_Exercise instructions_: Report all lines from the entries below in which "karyawan" appears.
──────
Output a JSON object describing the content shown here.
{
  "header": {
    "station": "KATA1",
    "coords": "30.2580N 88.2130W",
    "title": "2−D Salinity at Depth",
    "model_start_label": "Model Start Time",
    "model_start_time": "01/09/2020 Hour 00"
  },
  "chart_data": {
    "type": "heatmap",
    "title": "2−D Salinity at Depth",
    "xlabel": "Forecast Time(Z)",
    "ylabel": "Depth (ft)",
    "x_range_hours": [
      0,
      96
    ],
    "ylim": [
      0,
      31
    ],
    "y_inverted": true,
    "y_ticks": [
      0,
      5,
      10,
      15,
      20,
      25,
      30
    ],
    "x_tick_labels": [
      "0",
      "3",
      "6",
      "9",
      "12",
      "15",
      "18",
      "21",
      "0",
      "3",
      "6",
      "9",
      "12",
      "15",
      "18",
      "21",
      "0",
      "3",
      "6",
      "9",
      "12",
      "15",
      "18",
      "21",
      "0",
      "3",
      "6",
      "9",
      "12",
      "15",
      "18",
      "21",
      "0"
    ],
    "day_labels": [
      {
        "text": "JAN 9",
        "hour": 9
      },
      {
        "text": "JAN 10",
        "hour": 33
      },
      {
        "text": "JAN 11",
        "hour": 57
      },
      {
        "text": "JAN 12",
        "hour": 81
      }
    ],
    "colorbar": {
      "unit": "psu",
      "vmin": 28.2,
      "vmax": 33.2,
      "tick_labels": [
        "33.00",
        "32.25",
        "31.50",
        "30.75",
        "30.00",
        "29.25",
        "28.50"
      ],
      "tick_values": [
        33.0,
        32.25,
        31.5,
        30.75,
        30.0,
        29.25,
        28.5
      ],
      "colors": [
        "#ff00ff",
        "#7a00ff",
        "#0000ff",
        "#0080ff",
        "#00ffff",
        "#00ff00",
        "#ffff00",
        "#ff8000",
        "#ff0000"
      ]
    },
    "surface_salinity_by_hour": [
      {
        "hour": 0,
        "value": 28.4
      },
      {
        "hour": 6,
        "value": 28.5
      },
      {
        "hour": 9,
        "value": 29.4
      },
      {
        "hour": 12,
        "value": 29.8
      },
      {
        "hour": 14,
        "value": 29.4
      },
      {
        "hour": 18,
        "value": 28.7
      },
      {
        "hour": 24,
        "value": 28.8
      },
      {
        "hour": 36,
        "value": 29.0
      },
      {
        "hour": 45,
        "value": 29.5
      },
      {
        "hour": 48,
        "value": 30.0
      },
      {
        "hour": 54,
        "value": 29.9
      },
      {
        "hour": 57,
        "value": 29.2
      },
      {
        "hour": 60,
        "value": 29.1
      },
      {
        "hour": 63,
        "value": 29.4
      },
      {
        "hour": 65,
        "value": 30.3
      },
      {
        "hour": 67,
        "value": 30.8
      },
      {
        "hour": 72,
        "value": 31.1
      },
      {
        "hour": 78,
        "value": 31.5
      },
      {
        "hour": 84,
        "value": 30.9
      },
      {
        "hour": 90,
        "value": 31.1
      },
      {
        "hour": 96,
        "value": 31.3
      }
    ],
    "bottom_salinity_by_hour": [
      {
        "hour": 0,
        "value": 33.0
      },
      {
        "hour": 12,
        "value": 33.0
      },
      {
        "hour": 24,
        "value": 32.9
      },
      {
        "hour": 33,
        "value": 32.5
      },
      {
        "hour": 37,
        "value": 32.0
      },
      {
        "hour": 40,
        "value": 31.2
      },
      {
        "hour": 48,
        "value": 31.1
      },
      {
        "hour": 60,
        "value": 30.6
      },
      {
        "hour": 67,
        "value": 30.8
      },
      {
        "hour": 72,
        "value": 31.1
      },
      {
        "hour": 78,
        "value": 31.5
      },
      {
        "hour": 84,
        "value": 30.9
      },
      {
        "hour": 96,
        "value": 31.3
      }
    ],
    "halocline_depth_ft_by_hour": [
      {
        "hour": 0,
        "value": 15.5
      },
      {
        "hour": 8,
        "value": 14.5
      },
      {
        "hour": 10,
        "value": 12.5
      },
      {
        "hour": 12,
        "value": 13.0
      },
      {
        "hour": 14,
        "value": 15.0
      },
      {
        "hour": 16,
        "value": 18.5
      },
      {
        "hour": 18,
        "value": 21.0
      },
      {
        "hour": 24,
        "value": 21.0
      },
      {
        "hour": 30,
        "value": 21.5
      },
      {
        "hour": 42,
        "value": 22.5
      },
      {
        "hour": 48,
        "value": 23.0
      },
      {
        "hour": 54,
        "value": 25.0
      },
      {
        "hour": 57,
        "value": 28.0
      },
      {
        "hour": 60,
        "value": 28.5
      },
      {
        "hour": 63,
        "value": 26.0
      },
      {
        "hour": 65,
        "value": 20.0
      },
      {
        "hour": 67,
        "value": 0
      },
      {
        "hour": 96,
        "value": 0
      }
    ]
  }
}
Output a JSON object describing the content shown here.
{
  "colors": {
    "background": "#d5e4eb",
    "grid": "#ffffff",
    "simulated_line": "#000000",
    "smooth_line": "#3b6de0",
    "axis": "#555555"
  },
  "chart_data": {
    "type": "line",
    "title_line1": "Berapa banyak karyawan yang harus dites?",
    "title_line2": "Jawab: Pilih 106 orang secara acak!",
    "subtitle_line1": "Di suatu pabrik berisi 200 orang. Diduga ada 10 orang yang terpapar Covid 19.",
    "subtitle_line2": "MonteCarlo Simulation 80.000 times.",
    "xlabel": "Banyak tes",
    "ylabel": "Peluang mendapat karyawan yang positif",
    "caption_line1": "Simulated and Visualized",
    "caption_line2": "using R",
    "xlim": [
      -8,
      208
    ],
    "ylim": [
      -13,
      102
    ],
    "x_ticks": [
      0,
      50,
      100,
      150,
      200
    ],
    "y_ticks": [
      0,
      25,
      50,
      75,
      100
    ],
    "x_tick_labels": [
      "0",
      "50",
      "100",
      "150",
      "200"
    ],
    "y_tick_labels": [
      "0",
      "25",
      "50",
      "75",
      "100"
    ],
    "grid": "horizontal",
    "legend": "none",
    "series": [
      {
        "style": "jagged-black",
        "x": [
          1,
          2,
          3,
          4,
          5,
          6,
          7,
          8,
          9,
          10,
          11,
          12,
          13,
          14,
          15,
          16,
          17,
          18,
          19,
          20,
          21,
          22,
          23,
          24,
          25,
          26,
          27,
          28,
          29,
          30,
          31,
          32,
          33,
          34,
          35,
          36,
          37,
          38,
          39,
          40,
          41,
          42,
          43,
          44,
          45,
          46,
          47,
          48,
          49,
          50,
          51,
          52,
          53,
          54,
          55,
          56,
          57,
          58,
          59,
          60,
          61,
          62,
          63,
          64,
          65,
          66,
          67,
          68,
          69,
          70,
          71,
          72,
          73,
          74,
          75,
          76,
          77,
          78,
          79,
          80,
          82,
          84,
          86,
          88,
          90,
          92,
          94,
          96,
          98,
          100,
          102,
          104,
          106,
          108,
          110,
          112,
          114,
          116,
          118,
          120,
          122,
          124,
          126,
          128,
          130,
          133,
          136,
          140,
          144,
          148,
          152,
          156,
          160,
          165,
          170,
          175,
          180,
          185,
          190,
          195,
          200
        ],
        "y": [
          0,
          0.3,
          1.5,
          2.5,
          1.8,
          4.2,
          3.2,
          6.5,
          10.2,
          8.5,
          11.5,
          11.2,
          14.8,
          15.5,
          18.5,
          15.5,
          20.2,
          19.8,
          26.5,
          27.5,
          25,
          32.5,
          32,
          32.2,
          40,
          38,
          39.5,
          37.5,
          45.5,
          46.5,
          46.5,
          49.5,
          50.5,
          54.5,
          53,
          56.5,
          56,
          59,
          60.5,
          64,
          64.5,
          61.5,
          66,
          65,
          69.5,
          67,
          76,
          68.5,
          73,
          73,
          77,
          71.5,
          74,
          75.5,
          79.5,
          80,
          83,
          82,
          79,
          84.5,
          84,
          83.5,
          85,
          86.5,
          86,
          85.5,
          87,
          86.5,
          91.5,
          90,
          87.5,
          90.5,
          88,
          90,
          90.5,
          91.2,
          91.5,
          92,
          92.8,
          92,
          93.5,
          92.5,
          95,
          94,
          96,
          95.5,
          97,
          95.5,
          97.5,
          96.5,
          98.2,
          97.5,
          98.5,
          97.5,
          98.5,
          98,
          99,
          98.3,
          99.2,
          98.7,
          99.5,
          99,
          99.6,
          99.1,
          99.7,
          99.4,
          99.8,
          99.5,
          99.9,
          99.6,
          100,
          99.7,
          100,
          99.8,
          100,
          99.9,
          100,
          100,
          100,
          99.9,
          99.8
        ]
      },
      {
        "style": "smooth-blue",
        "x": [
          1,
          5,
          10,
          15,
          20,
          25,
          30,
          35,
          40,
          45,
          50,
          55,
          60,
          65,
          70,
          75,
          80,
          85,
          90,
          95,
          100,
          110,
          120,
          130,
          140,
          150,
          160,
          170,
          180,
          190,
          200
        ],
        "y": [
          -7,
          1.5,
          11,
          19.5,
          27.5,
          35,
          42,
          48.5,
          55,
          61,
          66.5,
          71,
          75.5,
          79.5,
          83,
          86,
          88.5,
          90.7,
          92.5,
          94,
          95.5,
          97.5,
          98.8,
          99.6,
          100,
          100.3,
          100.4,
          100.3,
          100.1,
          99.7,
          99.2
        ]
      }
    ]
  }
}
──────
_Answer to this task_:
    "title_line1": "Berapa banyak karyawan yang harus dites?",
    "ylabel": "Peluang mendapat karyawan yang positif",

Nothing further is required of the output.